Dataset records
################
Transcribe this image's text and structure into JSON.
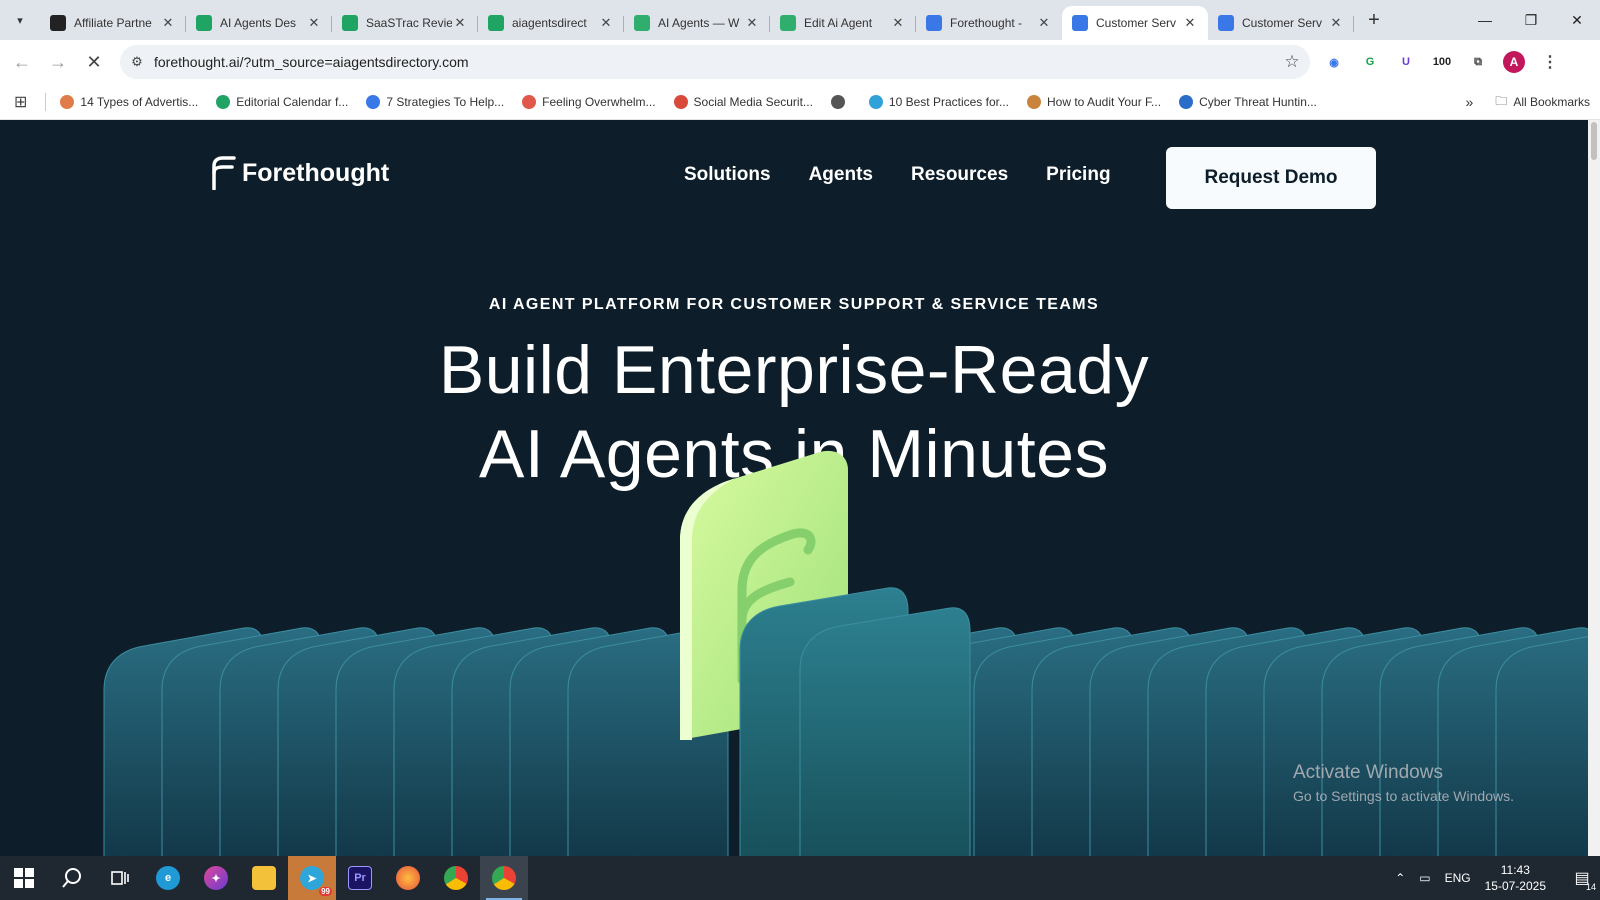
{
  "browser": {
    "tabs": [
      {
        "title": "Affiliate Partne",
        "favicon": "openai-icon",
        "color": "#222222",
        "active": false
      },
      {
        "title": "AI Agents Des",
        "favicon": "sheets-icon",
        "color": "#1fa463",
        "active": false
      },
      {
        "title": "SaaSTrac Revie",
        "favicon": "sheets-icon",
        "color": "#1fa463",
        "active": false
      },
      {
        "title": "aiagentsdirect",
        "favicon": "sheets-icon",
        "color": "#1fa463",
        "active": false
      },
      {
        "title": "AI Agents — W",
        "favicon": "star-icon",
        "color": "#2fae6e",
        "active": false
      },
      {
        "title": "Edit Ai Agent",
        "favicon": "star-icon",
        "color": "#2fae6e",
        "active": false
      },
      {
        "title": "Forethought -",
        "favicon": "docs-icon",
        "color": "#3b78e7",
        "active": false
      },
      {
        "title": "Customer Serv",
        "favicon": "forethought-icon",
        "color": "#3b78e7",
        "active": true
      },
      {
        "title": "Customer Serv",
        "favicon": "forethought-icon",
        "color": "#3b78e7",
        "active": false
      }
    ],
    "url": "forethought.ai/?utm_source=aiagentsdirectory.com",
    "bookmarks": [
      {
        "label": "14 Types of Advertis...",
        "color": "#e07b4a"
      },
      {
        "label": "Editorial Calendar f...",
        "color": "#1fa463"
      },
      {
        "label": "7 Strategies To Help...",
        "color": "#3b78e7"
      },
      {
        "label": "Feeling Overwhelm...",
        "color": "#e0584a"
      },
      {
        "label": "Social Media Securit...",
        "color": "#d94a3b"
      },
      {
        "label": "",
        "color": "#555555"
      },
      {
        "label": "10 Best Practices for...",
        "color": "#2fa3d9"
      },
      {
        "label": "How to Audit Your F...",
        "color": "#c8843a"
      },
      {
        "label": "Cyber Threat Huntin...",
        "color": "#2a6ec9"
      }
    ],
    "all_bookmarks": "All Bookmarks",
    "extensions": [
      "100"
    ],
    "profile_initial": "A"
  },
  "site": {
    "logo": "Forethought",
    "menu": [
      "Solutions",
      "Agents",
      "Resources",
      "Pricing"
    ],
    "cta": "Request Demo",
    "eyebrow": "AI AGENT PLATFORM FOR CUSTOMER SUPPORT & SERVICE TEAMS",
    "headline_line1": "Build Enterprise-Ready",
    "headline_line2": "AI Agents in Minutes",
    "colors": {
      "background": "#0d1e2a",
      "accent_card": "#c8f58a",
      "panels": "#1f5f6e"
    }
  },
  "watermark": {
    "line1": "Activate Windows",
    "line2": "Go to Settings to activate Windows."
  },
  "taskbar": {
    "apps": [
      "windows-start-icon",
      "search-icon",
      "task-view-icon",
      "edge-icon",
      "copilot-icon",
      "file-explorer-icon",
      "telegram-icon",
      "premiere-icon",
      "firefox-icon",
      "chrome-icon",
      "chrome-profile-icon"
    ],
    "telegram_badge": "99",
    "language": "ENG",
    "time": "11:43",
    "date": "15-07-2025",
    "notifications": "14"
  }
}
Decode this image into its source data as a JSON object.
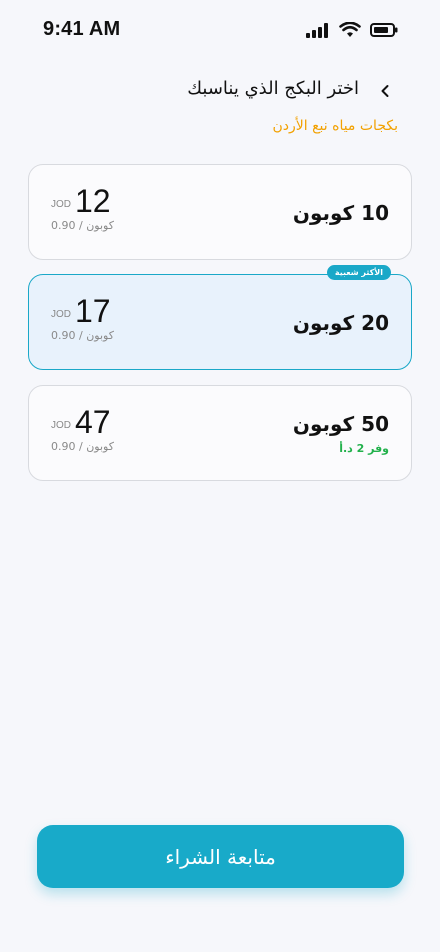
{
  "status_bar": {
    "time": "9:41 AM"
  },
  "header": {
    "title": "اختر البكج الذي يناسبك",
    "subtitle": "بكجات مياه نبع الأردن"
  },
  "packages": [
    {
      "quantity_label": "10 كوبون",
      "price": "12",
      "currency": "JOD",
      "unit_price": "0.90 / كوبون",
      "selected": false
    },
    {
      "quantity_label": "20 كوبون",
      "price": "17",
      "currency": "JOD",
      "unit_price": "0.90 / كوبون",
      "selected": true,
      "badge": "الأكثر شعبية"
    },
    {
      "quantity_label": "50 كوبون",
      "price": "47",
      "currency": "JOD",
      "unit_price": "0.90 / كوبون",
      "selected": false,
      "savings": "وفر 2 د.أ"
    }
  ],
  "cta": {
    "label": "متابعة الشراء"
  },
  "colors": {
    "accent": "#18aac9",
    "subtitle": "#f2a100",
    "savings": "#22b14c",
    "selected_bg": "#e8f2fc"
  },
  "icons": {
    "back": "chevron-left-icon",
    "signal": "cellular-signal-icon",
    "wifi": "wifi-icon",
    "battery": "battery-icon"
  }
}
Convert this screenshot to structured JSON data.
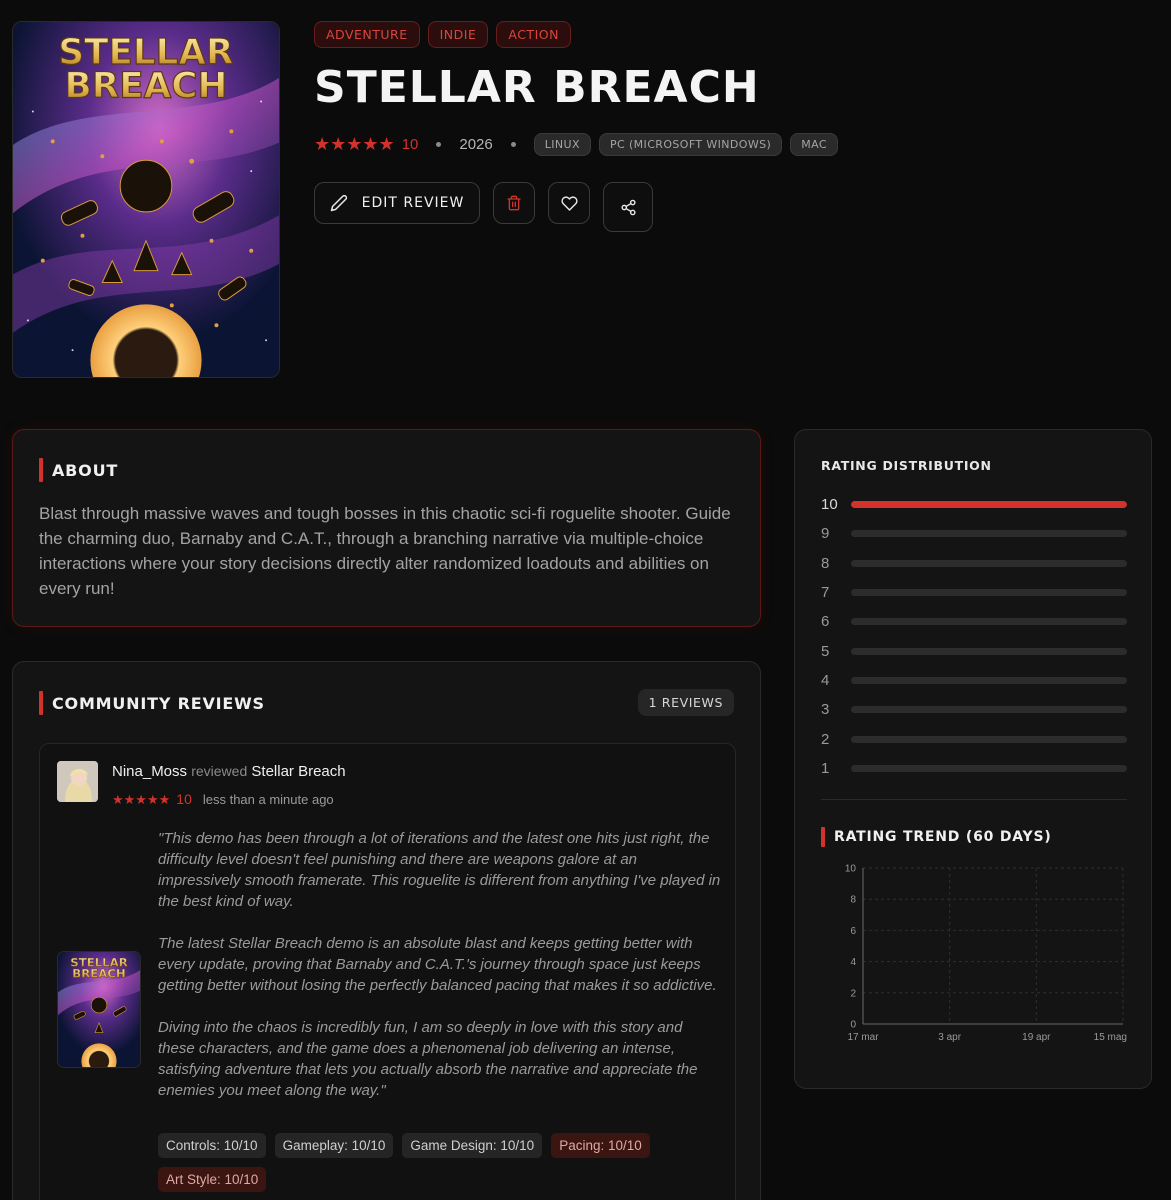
{
  "game": {
    "title": "STELLAR BREACH",
    "cover_logo_line1": "STELLAR",
    "cover_logo_line2": "BREACH",
    "genres": [
      "ADVENTURE",
      "INDIE",
      "ACTION"
    ],
    "rating": "10",
    "stars": "★★★★★",
    "year": "2026",
    "platforms": [
      "LINUX",
      "PC (MICROSOFT WINDOWS)",
      "MAC"
    ]
  },
  "actions": {
    "edit_label": "EDIT REVIEW",
    "delete_icon": "trash-icon",
    "like_icon": "heart-icon",
    "share_icon": "share-icon"
  },
  "about": {
    "heading": "ABOUT",
    "text": "Blast through massive waves and tough bosses in this chaotic sci-fi roguelite shooter. Guide the charming duo, Barnaby and C.A.T., through a branching narrative via multiple-choice interactions where your story decisions directly alter randomized loadouts and abilities on every run!"
  },
  "reviews": {
    "heading": "COMMUNITY REVIEWS",
    "count_label": "1 REVIEWS",
    "items": [
      {
        "user": "Nina_Moss",
        "verb": "reviewed",
        "game": "Stellar Breach",
        "stars": "★★★★★",
        "rating": "10",
        "time": "less than a minute ago",
        "paragraphs": [
          "\"This demo has been through a lot of iterations and the latest one hits just right, the difficulty level doesn't feel punishing and there are weapons galore at an impressively smooth framerate. This roguelite is different from anything I've played in the best kind of way.",
          "The latest Stellar Breach demo is an absolute blast and keeps getting better with every update, proving that Barnaby and C.A.T.'s journey through space just keeps getting better without losing the perfectly balanced pacing that makes it so addictive.",
          "Diving into the chaos is incredibly fun, I am so deeply in love with this story and these characters, and the game does a phenomenal job delivering an intense, satisfying adventure that lets you actually absorb the narrative and appreciate the enemies you meet along the way.\""
        ],
        "criteria": [
          {
            "label": "Controls: 10/10",
            "highlight": false
          },
          {
            "label": "Gameplay: 10/10",
            "highlight": false
          },
          {
            "label": "Game Design: 10/10",
            "highlight": false
          },
          {
            "label": "Pacing: 10/10",
            "highlight": true
          },
          {
            "label": "Art Style: 10/10",
            "highlight": true
          }
        ]
      }
    ]
  },
  "distribution": {
    "heading": "RATING DISTRIBUTION",
    "rows": [
      {
        "label": "10",
        "fraction": 1.0
      },
      {
        "label": "9",
        "fraction": 0
      },
      {
        "label": "8",
        "fraction": 0
      },
      {
        "label": "7",
        "fraction": 0
      },
      {
        "label": "6",
        "fraction": 0
      },
      {
        "label": "5",
        "fraction": 0
      },
      {
        "label": "4",
        "fraction": 0
      },
      {
        "label": "3",
        "fraction": 0
      },
      {
        "label": "2",
        "fraction": 0
      },
      {
        "label": "1",
        "fraction": 0
      }
    ]
  },
  "trend": {
    "heading": "RATING TREND (60 DAYS)"
  },
  "chart_data": {
    "type": "line",
    "title": "RATING TREND (60 DAYS)",
    "x_ticks": [
      "17 mar",
      "3 apr",
      "19 apr",
      "15 mag"
    ],
    "y_ticks": [
      "0",
      "2",
      "4",
      "6",
      "8",
      "10"
    ],
    "ylim": [
      0,
      10
    ],
    "series": [],
    "grid": true
  },
  "colors": {
    "accent": "#d3322b",
    "background": "#0b0b0b",
    "panel": "#141414"
  }
}
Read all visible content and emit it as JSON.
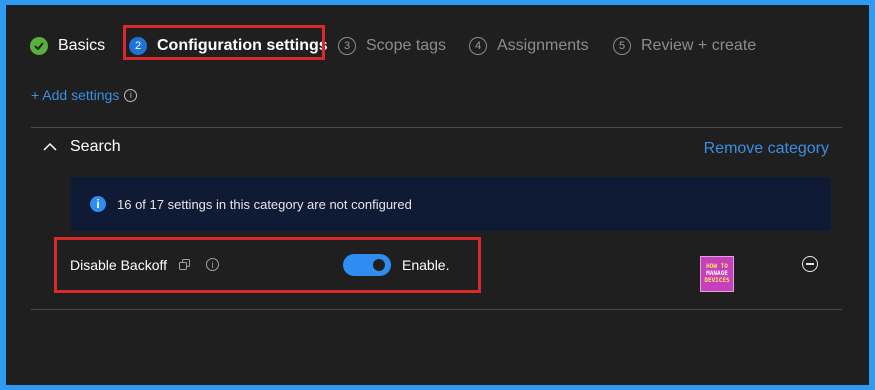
################
Task instructions
Omit every picture, and otherwise quote the entries exactly.

Full output
Transcribe this image's text and structure into JSON.
{
  "browser": {
    "tabs": [
      {
        "title": "Affiliate Partne",
        "favicon": "openai-icon",
        "color": "#222222",
        "active": false
      },
      {
        "title": "AI Agents Des",
        "favicon": "sheets-icon",
        "color": "#1fa463",
        "active": false
      },
      {
        "title": "SaaSTrac Revie",
        "favicon": "sheets-icon",
        "color": "#1fa463",
        "active": false
      },
      {
        "title": "aiagentsdirect",
        "favicon": "sheets-icon",
        "color": "#1fa463",
        "active": false
      },
      {
        "title": "AI Agents — W",
        "favicon": "star-icon",
        "color": "#2fae6e",
        "active": false
      },
      {
        "title": "Edit Ai Agent",
        "favicon": "star-icon",
        "color": "#2fae6e",
        "active": false
      },
      {
        "title": "Forethought -",
        "favicon": "docs-icon",
        "color": "#3b78e7",
        "active": false
      },
      {
        "title": "Customer Serv",
        "favicon": "forethought-icon",
        "color": "#3b78e7",
        "active": true
      },
      {
        "title": "Customer Serv",
        "favicon": "forethought-icon",
        "color": "#3b78e7",
        "active": false
      }
    ],
    "url": "forethought.ai/?utm_source=aiagentsdirectory.com",
    "bookmarks": [
      {
        "label": "14 Types of Advertis...",
        "color": "#e07b4a"
      },
      {
        "label": "Editorial Calendar f...",
        "color": "#1fa463"
      },
      {
        "label": "7 Strategies To Help...",
        "color": "#3b78e7"
      },
      {
        "label": "Feeling Overwhelm...",
        "color": "#e0584a"
      },
      {
        "label": "Social Media Securit...",
        "color": "#d94a3b"
      },
      {
        "label": "",
        "color": "#555555"
      },
      {
        "label": "10 Best Practices for...",
        "color": "#2fa3d9"
      },
      {
        "label": "How to Audit Your F...",
        "color": "#c8843a"
      },
      {
        "label": "Cyber Threat Huntin...",
        "color": "#2a6ec9"
      }
    ],
    "all_bookmarks": "All Bookmarks",
    "extensions": [
      "100"
    ],
    "profile_initial": "A"
  },
  "site": {
    "logo": "Forethought",
    "menu": [
      "Solutions",
      "Agents",
      "Resources",
      "Pricing"
    ],
    "cta": "Request Demo",
    "eyebrow": "AI AGENT PLATFORM FOR CUSTOMER SUPPORT & SERVICE TEAMS",
    "headline_line1": "Build Enterprise-Ready",
    "headline_line2": "AI Agents in Minutes",
    "colors": {
      "background": "#0d1e2a",
      "accent_card": "#c8f58a",
      "panels": "#1f5f6e"
    }
  },
  "watermark": {
    "line1": "Activate Windows",
    "line2": "Go to Settings to activate Windows."
  },
  "taskbar": {
    "apps": [
      "windows-start-icon",
      "search-icon",
      "task-view-icon",
      "edge-icon",
      "copilot-icon",
      "file-explorer-icon",
      "telegram-icon",
      "premiere-icon",
      "firefox-icon",
      "chrome-icon",
      "chrome-profile-icon"
    ],
    "telegram_badge": "99",
    "language": "ENG",
    "time": "11:43",
    "date": "15-07-2025",
    "notifications": "14"
  }
}
Decode this image into its source data as a JSON object.
{
  "status_bar": {
    "time": "9:41 AM"
  },
  "header": {
    "title": "اختر البكج الذي يناسبك",
    "subtitle": "بكجات مياه نبع الأردن"
  },
  "packages": [
    {
      "quantity_label": "10 كوبون",
      "price": "12",
      "currency": "JOD",
      "unit_price": "0.90 / كوبون",
      "selected": false
    },
    {
      "quantity_label": "20 كوبون",
      "price": "17",
      "currency": "JOD",
      "unit_price": "0.90 / كوبون",
      "selected": true,
      "badge": "الأكثر شعبية"
    },
    {
      "quantity_label": "50 كوبون",
      "price": "47",
      "currency": "JOD",
      "unit_price": "0.90 / كوبون",
      "selected": false,
      "savings": "وفر 2 د.أ"
    }
  ],
  "cta": {
    "label": "متابعة الشراء"
  },
  "colors": {
    "accent": "#18aac9",
    "subtitle": "#f2a100",
    "savings": "#22b14c",
    "selected_bg": "#e8f2fc"
  },
  "icons": {
    "back": "chevron-left-icon",
    "signal": "cellular-signal-icon",
    "wifi": "wifi-icon",
    "battery": "battery-icon"
  }
}
Convert this screenshot to structured JSON data.
{
  "game": {
    "title": "STELLAR BREACH",
    "cover_logo_line1": "STELLAR",
    "cover_logo_line2": "BREACH",
    "genres": [
      "ADVENTURE",
      "INDIE",
      "ACTION"
    ],
    "rating": "10",
    "stars": "★★★★★",
    "year": "2026",
    "platforms": [
      "LINUX",
      "PC (MICROSOFT WINDOWS)",
      "MAC"
    ]
  },
  "actions": {
    "edit_label": "EDIT REVIEW",
    "delete_icon": "trash-icon",
    "like_icon": "heart-icon",
    "share_icon": "share-icon"
  },
  "about": {
    "heading": "ABOUT",
    "text": "Blast through massive waves and tough bosses in this chaotic sci-fi roguelite shooter. Guide the charming duo, Barnaby and C.A.T., through a branching narrative via multiple-choice interactions where your story decisions directly alter randomized loadouts and abilities on every run!"
  },
  "reviews": {
    "heading": "COMMUNITY REVIEWS",
    "count_label": "1 REVIEWS",
    "items": [
      {
        "user": "Nina_Moss",
        "verb": "reviewed",
        "game": "Stellar Breach",
        "stars": "★★★★★",
        "rating": "10",
        "time": "less than a minute ago",
        "paragraphs": [
          "\"This demo has been through a lot of iterations and the latest one hits just right, the difficulty level doesn't feel punishing and there are weapons galore at an impressively smooth framerate. This roguelite is different from anything I've played in the best kind of way.",
          "The latest Stellar Breach demo is an absolute blast and keeps getting better with every update, proving that Barnaby and C.A.T.'s journey through space just keeps getting better without losing the perfectly balanced pacing that makes it so addictive.",
          "Diving into the chaos is incredibly fun, I am so deeply in love with this story and these characters, and the game does a phenomenal job delivering an intense, satisfying adventure that lets you actually absorb the narrative and appreciate the enemies you meet along the way.\""
        ],
        "criteria": [
          {
            "label": "Controls: 10/10",
            "highlight": false
          },
          {
            "label": "Gameplay: 10/10",
            "highlight": false
          },
          {
            "label": "Game Design: 10/10",
            "highlight": false
          },
          {
            "label": "Pacing: 10/10",
            "highlight": true
          },
          {
            "label": "Art Style: 10/10",
            "highlight": true
          }
        ]
      }
    ]
  },
  "distribution": {
    "heading": "RATING DISTRIBUTION",
    "rows": [
      {
        "label": "10",
        "fraction": 1.0
      },
      {
        "label": "9",
        "fraction": 0
      },
      {
        "label": "8",
        "fraction": 0
      },
      {
        "label": "7",
        "fraction": 0
      },
      {
        "label": "6",
        "fraction": 0
      },
      {
        "label": "5",
        "fraction": 0
      },
      {
        "label": "4",
        "fraction": 0
      },
      {
        "label": "3",
        "fraction": 0
      },
      {
        "label": "2",
        "fraction": 0
      },
      {
        "label": "1",
        "fraction": 0
      }
    ]
  },
  "trend": {
    "heading": "RATING TREND (60 DAYS)"
  },
  "chart_data": {
    "type": "line",
    "title": "RATING TREND (60 DAYS)",
    "x_ticks": [
      "17 mar",
      "3 apr",
      "19 apr",
      "15 mag"
    ],
    "y_ticks": [
      "0",
      "2",
      "4",
      "6",
      "8",
      "10"
    ],
    "ylim": [
      0,
      10
    ],
    "series": [],
    "grid": true
  },
  "colors": {
    "accent": "#d3322b",
    "background": "#0b0b0b",
    "panel": "#141414"
  }
}
Read all visible content and emit it as JSON.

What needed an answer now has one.